> **Description of the task**: Filter the records below and copy every line containing the word "Volume".

[Items from a data source]
>> Begin
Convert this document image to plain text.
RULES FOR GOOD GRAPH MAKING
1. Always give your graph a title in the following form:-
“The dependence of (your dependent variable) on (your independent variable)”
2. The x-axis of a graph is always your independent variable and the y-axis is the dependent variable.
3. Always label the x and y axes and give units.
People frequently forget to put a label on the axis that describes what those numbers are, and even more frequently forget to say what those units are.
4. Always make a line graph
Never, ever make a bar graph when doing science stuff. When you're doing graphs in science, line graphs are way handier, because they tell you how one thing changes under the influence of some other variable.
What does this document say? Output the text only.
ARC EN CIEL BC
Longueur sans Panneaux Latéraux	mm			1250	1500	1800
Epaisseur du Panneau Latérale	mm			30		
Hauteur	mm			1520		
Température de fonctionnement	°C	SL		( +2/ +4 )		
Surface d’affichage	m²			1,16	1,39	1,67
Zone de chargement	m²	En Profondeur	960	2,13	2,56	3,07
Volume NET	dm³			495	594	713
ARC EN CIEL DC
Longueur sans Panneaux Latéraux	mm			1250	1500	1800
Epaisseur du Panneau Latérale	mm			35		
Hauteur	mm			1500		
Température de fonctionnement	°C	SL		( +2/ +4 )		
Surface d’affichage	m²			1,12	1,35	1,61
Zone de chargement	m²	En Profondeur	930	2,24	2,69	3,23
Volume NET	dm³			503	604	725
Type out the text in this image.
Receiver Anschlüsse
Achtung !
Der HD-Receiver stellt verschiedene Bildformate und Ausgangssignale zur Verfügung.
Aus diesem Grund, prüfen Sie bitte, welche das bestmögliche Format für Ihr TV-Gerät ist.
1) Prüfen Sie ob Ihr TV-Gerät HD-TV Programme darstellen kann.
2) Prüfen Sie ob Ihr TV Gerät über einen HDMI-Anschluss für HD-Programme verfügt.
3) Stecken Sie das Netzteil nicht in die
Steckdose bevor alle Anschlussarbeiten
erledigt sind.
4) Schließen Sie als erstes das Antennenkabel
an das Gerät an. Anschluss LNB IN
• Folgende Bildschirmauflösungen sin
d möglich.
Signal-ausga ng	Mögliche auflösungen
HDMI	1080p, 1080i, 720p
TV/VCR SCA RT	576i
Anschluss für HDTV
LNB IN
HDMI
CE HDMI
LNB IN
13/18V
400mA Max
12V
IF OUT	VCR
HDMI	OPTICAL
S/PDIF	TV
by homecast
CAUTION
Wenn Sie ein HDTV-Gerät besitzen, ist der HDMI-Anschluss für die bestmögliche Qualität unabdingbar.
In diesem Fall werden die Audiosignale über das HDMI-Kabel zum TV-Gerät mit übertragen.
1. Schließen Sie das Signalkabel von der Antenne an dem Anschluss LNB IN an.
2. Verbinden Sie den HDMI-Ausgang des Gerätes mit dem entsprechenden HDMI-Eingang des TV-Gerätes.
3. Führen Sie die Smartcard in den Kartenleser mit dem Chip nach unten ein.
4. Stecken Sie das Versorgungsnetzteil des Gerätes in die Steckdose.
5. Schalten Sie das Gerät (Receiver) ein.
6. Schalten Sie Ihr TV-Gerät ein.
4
>> End
> **Response to the task**:
Volume NET	dm³			495	594	713
Volume NET	dm³			503	604	725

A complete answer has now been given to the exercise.